--- START Exercise data ---

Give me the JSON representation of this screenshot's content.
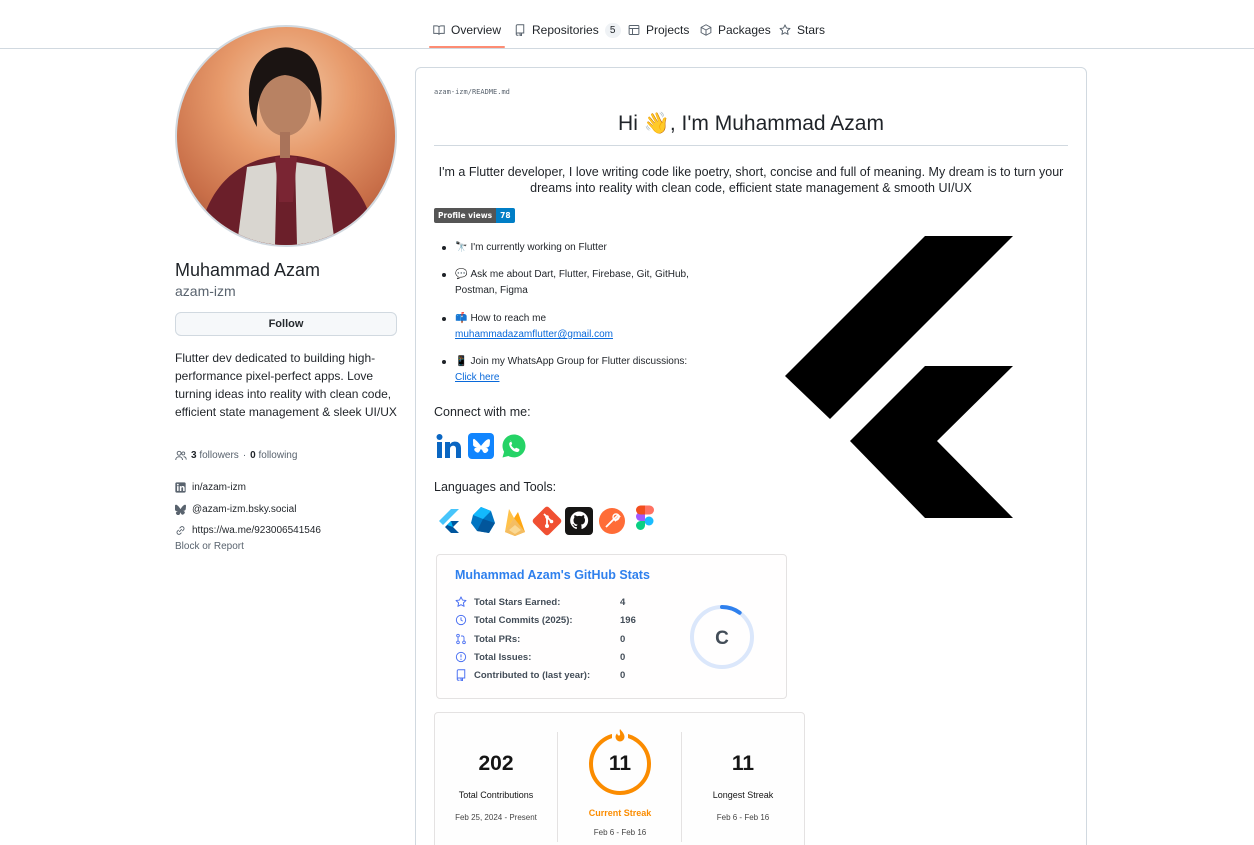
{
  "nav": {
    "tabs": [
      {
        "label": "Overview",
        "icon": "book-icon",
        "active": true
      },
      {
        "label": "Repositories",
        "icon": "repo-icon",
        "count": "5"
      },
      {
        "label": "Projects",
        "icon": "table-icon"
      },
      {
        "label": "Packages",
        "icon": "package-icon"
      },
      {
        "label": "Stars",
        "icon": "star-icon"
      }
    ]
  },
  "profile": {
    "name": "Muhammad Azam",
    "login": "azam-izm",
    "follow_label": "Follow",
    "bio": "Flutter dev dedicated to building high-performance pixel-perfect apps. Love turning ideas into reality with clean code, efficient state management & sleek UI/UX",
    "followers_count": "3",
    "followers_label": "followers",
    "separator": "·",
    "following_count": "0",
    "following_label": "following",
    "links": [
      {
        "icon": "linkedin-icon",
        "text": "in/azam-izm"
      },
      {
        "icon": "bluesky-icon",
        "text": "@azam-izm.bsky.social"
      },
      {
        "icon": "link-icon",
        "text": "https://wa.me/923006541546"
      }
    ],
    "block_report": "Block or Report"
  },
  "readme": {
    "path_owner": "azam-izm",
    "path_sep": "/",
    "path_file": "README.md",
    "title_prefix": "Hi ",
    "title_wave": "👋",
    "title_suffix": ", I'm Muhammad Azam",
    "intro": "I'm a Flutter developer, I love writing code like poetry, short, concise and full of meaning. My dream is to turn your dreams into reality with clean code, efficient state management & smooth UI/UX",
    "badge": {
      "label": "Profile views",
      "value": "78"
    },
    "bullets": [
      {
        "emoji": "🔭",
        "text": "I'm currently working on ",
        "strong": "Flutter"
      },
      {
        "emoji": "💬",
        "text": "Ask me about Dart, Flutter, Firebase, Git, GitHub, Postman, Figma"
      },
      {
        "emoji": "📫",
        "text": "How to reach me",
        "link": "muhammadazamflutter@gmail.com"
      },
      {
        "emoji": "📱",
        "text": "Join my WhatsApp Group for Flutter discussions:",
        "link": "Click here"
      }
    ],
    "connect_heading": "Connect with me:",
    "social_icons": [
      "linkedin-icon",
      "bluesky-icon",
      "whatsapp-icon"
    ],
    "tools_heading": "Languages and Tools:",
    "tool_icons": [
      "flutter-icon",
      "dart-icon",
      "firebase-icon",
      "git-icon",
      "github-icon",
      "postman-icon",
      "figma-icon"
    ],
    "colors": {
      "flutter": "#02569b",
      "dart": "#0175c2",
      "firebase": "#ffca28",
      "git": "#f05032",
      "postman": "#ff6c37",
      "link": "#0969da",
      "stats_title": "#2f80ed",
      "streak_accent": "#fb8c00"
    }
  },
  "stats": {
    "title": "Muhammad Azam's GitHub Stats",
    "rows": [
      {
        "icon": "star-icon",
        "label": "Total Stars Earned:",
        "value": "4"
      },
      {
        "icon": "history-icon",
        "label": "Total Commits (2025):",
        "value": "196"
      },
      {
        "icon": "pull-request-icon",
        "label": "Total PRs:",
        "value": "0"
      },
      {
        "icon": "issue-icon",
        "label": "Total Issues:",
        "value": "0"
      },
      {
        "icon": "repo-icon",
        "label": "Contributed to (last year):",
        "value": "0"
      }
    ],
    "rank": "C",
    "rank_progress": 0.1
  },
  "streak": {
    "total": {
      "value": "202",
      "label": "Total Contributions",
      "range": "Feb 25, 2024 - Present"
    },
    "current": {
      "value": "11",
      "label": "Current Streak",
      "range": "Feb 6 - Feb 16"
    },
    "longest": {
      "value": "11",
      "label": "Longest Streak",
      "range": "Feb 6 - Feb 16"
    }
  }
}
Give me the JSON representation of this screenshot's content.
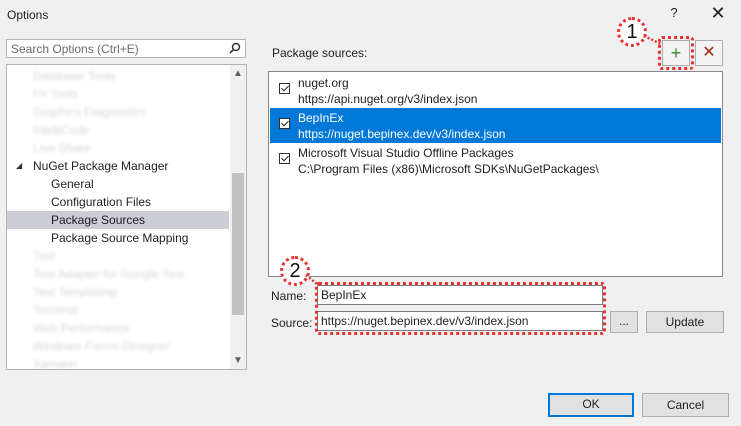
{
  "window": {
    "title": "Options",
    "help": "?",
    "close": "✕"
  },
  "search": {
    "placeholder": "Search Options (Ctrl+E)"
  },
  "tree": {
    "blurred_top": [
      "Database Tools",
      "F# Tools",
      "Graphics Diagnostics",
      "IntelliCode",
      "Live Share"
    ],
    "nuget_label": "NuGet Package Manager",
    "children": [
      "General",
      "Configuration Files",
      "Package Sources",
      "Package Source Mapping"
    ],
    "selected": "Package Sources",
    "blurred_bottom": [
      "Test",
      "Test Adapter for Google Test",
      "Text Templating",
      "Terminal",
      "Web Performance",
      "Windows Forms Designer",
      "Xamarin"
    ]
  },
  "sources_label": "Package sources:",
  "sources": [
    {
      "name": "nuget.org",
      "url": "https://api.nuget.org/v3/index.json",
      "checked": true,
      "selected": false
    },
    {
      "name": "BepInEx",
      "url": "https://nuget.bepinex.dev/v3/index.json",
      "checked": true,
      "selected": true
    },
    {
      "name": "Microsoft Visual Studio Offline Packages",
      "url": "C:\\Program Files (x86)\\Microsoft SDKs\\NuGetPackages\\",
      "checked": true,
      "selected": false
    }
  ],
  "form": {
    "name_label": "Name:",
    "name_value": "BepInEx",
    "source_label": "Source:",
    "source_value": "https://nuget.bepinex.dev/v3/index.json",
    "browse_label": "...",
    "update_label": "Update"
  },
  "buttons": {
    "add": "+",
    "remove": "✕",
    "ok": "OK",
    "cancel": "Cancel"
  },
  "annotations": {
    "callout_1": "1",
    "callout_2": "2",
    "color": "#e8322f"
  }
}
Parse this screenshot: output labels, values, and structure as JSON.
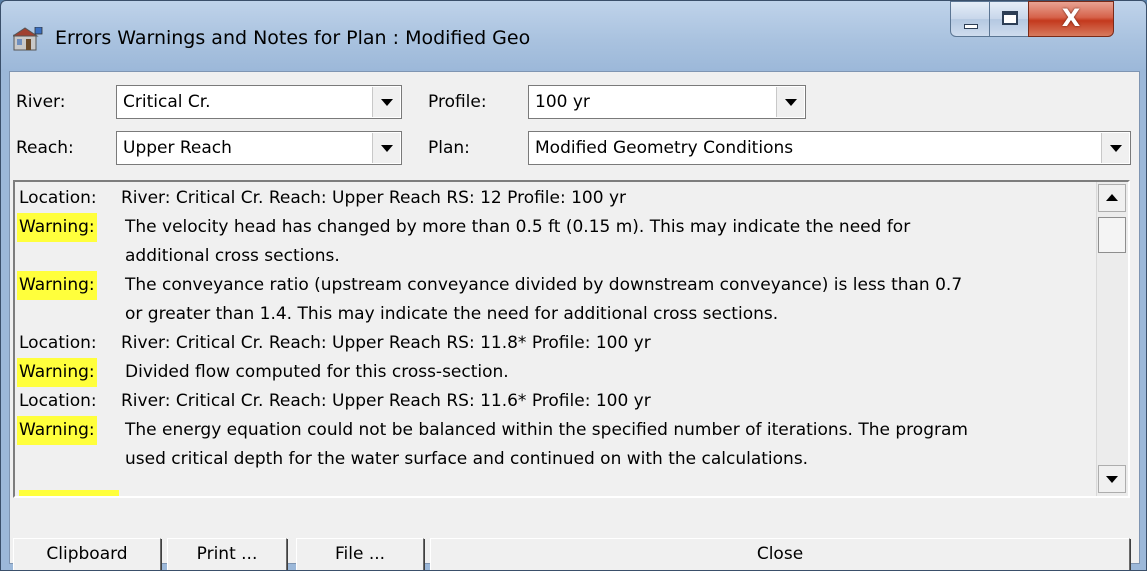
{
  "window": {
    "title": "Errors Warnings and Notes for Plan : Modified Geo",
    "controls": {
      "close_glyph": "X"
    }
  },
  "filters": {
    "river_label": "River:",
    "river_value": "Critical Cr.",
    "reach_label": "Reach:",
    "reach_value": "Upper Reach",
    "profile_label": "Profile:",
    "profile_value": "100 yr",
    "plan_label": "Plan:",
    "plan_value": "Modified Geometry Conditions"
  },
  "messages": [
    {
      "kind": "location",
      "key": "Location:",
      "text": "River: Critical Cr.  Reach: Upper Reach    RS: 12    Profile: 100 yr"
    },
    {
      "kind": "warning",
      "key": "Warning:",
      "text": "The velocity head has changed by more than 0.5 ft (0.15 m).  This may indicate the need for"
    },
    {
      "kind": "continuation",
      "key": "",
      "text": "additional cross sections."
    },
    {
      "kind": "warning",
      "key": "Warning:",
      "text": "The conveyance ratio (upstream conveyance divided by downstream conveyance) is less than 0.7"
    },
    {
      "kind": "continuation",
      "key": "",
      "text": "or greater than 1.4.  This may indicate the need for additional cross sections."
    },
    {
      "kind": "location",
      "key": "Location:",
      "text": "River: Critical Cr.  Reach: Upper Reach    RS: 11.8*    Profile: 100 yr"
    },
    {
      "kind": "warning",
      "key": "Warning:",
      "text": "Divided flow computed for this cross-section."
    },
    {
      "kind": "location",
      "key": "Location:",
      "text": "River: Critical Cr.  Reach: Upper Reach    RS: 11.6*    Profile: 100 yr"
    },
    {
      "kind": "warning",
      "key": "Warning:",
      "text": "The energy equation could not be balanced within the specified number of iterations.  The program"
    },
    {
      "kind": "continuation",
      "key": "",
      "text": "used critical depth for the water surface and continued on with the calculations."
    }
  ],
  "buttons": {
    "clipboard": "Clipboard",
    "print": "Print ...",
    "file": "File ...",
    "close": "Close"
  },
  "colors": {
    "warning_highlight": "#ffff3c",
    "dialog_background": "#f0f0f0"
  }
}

--- END Exercise data ---

What the task asks:
Find all lines holding the string "Stars" and copy them.

Correct output:
        "label": "Stars",
        "label": "Total Stars Earned:",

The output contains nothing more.